▸ **TO DO**:
Seek out every line containing the word "time", and copy each.

▸ **WORKING DATA**:

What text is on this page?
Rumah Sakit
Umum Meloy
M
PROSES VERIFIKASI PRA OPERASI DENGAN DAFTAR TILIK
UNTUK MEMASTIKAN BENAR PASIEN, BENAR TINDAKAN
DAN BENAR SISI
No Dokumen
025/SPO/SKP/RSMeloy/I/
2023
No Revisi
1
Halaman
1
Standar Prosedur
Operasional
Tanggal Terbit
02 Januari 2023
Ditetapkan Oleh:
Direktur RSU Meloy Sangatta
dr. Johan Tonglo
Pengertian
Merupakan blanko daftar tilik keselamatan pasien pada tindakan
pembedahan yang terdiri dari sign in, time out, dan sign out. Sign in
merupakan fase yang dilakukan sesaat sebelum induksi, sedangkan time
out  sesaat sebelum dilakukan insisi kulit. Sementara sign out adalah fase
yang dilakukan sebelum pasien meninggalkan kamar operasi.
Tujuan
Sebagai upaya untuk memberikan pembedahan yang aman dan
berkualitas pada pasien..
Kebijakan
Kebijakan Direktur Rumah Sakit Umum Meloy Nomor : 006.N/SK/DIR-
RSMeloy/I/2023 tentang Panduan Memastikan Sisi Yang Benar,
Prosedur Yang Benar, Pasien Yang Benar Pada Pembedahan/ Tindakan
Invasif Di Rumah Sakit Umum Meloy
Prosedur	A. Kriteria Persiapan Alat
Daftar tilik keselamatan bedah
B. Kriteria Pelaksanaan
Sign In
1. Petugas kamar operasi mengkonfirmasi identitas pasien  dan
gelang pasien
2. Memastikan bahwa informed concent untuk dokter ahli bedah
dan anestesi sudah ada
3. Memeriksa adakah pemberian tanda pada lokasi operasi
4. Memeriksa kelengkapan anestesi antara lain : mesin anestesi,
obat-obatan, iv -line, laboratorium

▸ **ANSWER TO THE PROBLEM**:
pembedahan yang terdiri dari sign in, time out, dan sign out. Sign in
merupakan fase yang dilakukan sesaat sebelum induksi, sedangkan time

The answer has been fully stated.